[WRITTEN INSTRUCTION]: Retype the records that come next, word for word.

[RECORDS TO PROCESS]:
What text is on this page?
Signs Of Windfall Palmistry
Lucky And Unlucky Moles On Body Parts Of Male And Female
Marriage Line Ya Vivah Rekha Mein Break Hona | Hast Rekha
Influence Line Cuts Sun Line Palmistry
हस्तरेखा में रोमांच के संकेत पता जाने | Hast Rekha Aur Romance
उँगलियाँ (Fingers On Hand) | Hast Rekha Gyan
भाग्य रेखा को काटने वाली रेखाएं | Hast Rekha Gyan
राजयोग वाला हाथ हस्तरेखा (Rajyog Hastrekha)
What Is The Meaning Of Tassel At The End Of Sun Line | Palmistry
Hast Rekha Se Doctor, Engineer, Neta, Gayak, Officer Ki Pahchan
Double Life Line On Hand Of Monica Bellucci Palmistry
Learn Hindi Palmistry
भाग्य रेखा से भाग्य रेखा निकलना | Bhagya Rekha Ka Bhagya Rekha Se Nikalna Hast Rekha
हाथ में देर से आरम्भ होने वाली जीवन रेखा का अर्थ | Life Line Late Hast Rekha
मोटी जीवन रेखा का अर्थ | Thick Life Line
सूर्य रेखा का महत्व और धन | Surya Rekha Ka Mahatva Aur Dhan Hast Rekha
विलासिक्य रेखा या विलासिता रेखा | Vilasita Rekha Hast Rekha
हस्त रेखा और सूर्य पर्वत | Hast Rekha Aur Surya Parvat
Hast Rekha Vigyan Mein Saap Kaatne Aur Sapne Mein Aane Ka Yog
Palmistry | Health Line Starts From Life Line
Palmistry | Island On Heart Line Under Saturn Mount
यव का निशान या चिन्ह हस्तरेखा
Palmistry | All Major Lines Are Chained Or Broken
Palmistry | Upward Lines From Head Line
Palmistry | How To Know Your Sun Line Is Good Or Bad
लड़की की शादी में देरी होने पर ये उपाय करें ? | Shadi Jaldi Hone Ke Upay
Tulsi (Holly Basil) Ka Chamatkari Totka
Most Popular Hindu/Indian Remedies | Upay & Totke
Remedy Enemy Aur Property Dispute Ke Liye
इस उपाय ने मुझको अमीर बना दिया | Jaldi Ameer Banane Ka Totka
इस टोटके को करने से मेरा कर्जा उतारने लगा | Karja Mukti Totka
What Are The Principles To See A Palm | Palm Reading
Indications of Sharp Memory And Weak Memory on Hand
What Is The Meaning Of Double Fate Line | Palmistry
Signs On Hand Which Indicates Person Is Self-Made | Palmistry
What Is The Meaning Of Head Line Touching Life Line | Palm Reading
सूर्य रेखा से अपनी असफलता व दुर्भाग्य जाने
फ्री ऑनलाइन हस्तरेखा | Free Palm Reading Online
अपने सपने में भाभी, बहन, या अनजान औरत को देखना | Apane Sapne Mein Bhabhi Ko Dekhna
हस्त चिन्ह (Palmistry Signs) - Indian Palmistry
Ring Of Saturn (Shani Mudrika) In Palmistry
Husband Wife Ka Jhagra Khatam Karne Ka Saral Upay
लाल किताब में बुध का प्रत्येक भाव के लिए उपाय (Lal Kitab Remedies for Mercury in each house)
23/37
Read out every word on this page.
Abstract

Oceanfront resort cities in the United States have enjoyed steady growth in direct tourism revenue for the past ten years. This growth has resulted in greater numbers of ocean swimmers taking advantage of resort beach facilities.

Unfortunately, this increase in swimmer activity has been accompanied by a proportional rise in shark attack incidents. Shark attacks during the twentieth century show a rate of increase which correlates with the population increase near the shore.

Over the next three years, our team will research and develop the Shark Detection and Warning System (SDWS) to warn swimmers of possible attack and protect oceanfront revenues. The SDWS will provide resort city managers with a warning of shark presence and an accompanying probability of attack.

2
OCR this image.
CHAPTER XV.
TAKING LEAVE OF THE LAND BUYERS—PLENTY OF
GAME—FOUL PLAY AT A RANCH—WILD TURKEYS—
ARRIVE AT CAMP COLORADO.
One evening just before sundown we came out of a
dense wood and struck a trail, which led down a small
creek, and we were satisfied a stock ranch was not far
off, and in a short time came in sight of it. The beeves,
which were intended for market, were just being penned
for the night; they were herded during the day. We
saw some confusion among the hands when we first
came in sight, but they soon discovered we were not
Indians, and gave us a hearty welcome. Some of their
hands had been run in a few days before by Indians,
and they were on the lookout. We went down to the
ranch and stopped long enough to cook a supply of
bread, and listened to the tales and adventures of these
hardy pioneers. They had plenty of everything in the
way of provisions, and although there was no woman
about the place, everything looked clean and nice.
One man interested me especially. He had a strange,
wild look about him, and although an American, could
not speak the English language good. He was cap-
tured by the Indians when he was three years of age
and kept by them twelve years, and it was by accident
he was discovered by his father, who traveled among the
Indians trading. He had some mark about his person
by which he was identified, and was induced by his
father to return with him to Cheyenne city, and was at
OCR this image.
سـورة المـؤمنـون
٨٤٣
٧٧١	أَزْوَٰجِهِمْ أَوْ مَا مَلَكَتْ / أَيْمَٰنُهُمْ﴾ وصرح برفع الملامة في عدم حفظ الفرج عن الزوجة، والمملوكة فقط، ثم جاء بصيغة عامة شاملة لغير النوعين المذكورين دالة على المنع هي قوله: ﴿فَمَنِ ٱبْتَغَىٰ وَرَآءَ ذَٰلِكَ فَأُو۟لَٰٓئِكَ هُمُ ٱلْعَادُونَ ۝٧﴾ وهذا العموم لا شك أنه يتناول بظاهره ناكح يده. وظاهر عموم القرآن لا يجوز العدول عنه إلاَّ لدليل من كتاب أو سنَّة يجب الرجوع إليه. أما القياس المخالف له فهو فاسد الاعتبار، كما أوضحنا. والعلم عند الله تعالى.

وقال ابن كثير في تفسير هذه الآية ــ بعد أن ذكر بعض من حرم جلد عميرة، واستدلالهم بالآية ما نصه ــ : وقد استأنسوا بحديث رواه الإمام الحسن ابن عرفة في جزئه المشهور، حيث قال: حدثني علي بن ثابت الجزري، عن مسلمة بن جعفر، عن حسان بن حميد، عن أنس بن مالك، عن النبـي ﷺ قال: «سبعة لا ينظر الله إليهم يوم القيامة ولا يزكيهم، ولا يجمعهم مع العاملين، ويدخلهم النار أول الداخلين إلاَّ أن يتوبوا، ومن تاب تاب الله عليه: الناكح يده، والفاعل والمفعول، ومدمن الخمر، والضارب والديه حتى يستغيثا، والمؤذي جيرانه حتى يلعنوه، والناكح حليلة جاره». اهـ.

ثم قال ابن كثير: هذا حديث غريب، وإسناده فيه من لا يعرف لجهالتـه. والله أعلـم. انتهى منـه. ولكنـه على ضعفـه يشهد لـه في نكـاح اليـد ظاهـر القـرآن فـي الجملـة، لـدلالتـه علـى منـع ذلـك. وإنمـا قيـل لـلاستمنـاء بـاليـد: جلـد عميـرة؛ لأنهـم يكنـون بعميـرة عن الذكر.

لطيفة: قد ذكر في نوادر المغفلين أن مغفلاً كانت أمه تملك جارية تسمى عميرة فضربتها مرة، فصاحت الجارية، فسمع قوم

[THE SOLUTION]:
What text is on this page?
Signs Of Windfall Palmistry
Lucky And Unlucky Moles On Body Parts Of Male And Female
Marriage Line Ya Vivah Rekha Mein Break Hona | Hast Rekha
Influence Line Cuts Sun Line Palmistry
हस्तरेखा में रोमांच के संकेत पता जाने | Hast Rekha Aur Romance
उँगलियाँ (Fingers On Hand) | Hast Rekha Gyan
भाग्य रेखा को काटने वाली रेखाएं | Hast Rekha Gyan
राजयोग वाला हाथ हस्तरेखा (Rajyog Hastrekha)
What Is The Meaning Of Tassel At The End Of Sun Line | Palmistry
Hast Rekha Se Doctor, Engineer, Neta, Gayak, Officer Ki Pahchan
Double Life Line On Hand Of Monica Bellucci Palmistry
Learn Hindi Palmistry
भाग्य रेखा से भाग्य रेखा निकलना | Bhagya Rekha Ka Bhagya Rekha Se Nikalna Hast Rekha
हाथ में देर से आरम्भ होने वाली जीवन रेखा का अर्थ | Life Line Late Hast Rekha
मोटी जीवन रेखा का अर्थ | Thick Life Line
सूर्य रेखा का महत्व और धन | Surya Rekha Ka Mahatva Aur Dhan Hast Rekha
विलासिक्य रेखा या विलासिता रेखा | Vilasita Rekha Hast Rekha
हस्त रेखा और सूर्य पर्वत | Hast Rekha Aur Surya Parvat
Hast Rekha Vigyan Mein Saap Kaatne Aur Sapne Mein Aane Ka Yog
Palmistry | Health Line Starts From Life Line
Palmistry | Island On Heart Line Under Saturn Mount
यव का निशान या चिन्ह हस्तरेखा
Palmistry | All Major Lines Are Chained Or Broken
Palmistry | Upward Lines From Head Line
Palmistry | How To Know Your Sun Line Is Good Or Bad
लड़की की शादी में देरी होने पर ये उपाय करें ? | Shadi Jaldi Hone Ke Upay
Tulsi (Holly Basil) Ka Chamatkari Totka
Most Popular Hindu/Indian Remedies | Upay & Totke
Remedy Enemy Aur Property Dispute Ke Liye
इस उपाय ने मुझको अमीर बना दिया | Jaldi Ameer Banane Ka Totka
इस टोटके को करने से मेरा कर्जा उतारने लगा | Karja Mukti Totka
What Are The Principles To See A Palm | Palm Reading
Indications of Sharp Memory And Weak Memory on Hand
What Is The Meaning Of Double Fate Line | Palmistry
Signs On Hand Which Indicates Person Is Self-Made | Palmistry
What Is The Meaning Of Head Line Touching Life Line | Palm Reading
सूर्य रेखा से अपनी असफलता व दुर्भाग्य जाने
फ्री ऑनलाइन हस्तरेखा | Free Palm Reading Online
अपने सपने में भाभी, बहन, या अनजान औरत को देखना | Apane Sapne Mein Bhabhi Ko Dekhna
हस्त चिन्ह (Palmistry Signs) - Indian Palmistry
Ring Of Saturn (Shani Mudrika) In Palmistry
Husband Wife Ka Jhagra Khatam Karne Ka Saral Upay
लाल किताब में बुध का प्रत्येक भाव के लिए उपाय (Lal Kitab Remedies for Mercury in each house)
23/37
Read out every word on this page.
Abstract

Oceanfront resort cities in the United States have enjoyed steady growth in direct tourism revenue for the past ten years. This growth has resulted in greater numbers of ocean swimmers taking advantage of resort beach facilities.

Unfortunately, this increase in swimmer activity has been accompanied by a proportional rise in shark attack incidents. Shark attacks during the twentieth century show a rate of increase which correlates with the population increase near the shore.

Over the next three years, our team will research and develop the Shark Detection and Warning System (SDWS) to warn swimmers of possible attack and protect oceanfront revenues. The SDWS will provide resort city managers with a warning of shark presence and an accompanying probability of attack.

2
OCR this image.
CHAPTER XV.
TAKING LEAVE OF THE LAND BUYERS—PLENTY OF
GAME—FOUL PLAY AT A RANCH—WILD TURKEYS—
ARRIVE AT CAMP COLORADO.
One evening just before sundown we came out of a
dense wood and struck a trail, which led down a small
creek, and we were satisfied a stock ranch was not far
off, and in a short time came in sight of it. The beeves,
which were intended for market, were just being penned
for the night; they were herded during the day. We
saw some confusion among the hands when we first
came in sight, but they soon discovered we were not
Indians, and gave us a hearty welcome. Some of their
hands had been run in a few days before by Indians,
and they were on the lookout. We went down to the
ranch and stopped long enough to cook a supply of
bread, and listened to the tales and adventures of these
hardy pioneers. They had plenty of everything in the
way of provisions, and although there was no woman
about the place, everything looked clean and nice.
One man interested me especially. He had a strange,
wild look about him, and although an American, could
not speak the English language good. He was cap-
tured by the Indians when he was three years of age
and kept by them twelve years, and it was by accident
he was discovered by his father, who traveled among the
Indians trading. He had some mark about his person
by which he was identified, and was induced by his
father to return with him to Cheyenne city, and was at
OCR this image.
سـورة المـؤمنـون
٨٤٣
٧٧١	أَزْوَٰجِهِمْ أَوْ مَا مَلَكَتْ / أَيْمَٰنُهُمْ﴾ وصرح برفع الملامة في عدم حفظ الفرج عن الزوجة، والمملوكة فقط، ثم جاء بصيغة عامة شاملة لغير النوعين المذكورين دالة على المنع هي قوله: ﴿فَمَنِ ٱبْتَغَىٰ وَرَآءَ ذَٰلِكَ فَأُو۟لَٰٓئِكَ هُمُ ٱلْعَادُونَ ۝٧﴾ وهذا العموم لا شك أنه يتناول بظاهره ناكح يده. وظاهر عموم القرآن لا يجوز العدول عنه إلاَّ لدليل من كتاب أو سنَّة يجب الرجوع إليه. أما القياس المخالف له فهو فاسد الاعتبار، كما أوضحنا. والعلم عند الله تعالى.

وقال ابن كثير في تفسير هذه الآية ــ بعد أن ذكر بعض من حرم جلد عميرة، واستدلالهم بالآية ما نصه ــ : وقد استأنسوا بحديث رواه الإمام الحسن ابن عرفة في جزئه المشهور، حيث قال: حدثني علي بن ثابت الجزري، عن مسلمة بن جعفر، عن حسان بن حميد، عن أنس بن مالك، عن النبـي ﷺ قال: «سبعة لا ينظر الله إليهم يوم القيامة ولا يزكيهم، ولا يجمعهم مع العاملين، ويدخلهم النار أول الداخلين إلاَّ أن يتوبوا، ومن تاب تاب الله عليه: الناكح يده، والفاعل والمفعول، ومدمن الخمر، والضارب والديه حتى يستغيثا، والمؤذي جيرانه حتى يلعنوه، والناكح حليلة جاره». اهـ.

ثم قال ابن كثير: هذا حديث غريب، وإسناده فيه من لا يعرف لجهالتـه. والله أعلـم. انتهى منـه. ولكنـه على ضعفـه يشهد لـه في نكـاح اليـد ظاهـر القـرآن فـي الجملـة، لـدلالتـه علـى منـع ذلـك. وإنمـا قيـل لـلاستمنـاء بـاليـد: جلـد عميـرة؛ لأنهـم يكنـون بعميـرة عن الذكر.

لطيفة: قد ذكر في نوادر المغفلين أن مغفلاً كانت أمه تملك جارية تسمى عميرة فضربتها مرة، فصاحت الجارية، فسمع قوم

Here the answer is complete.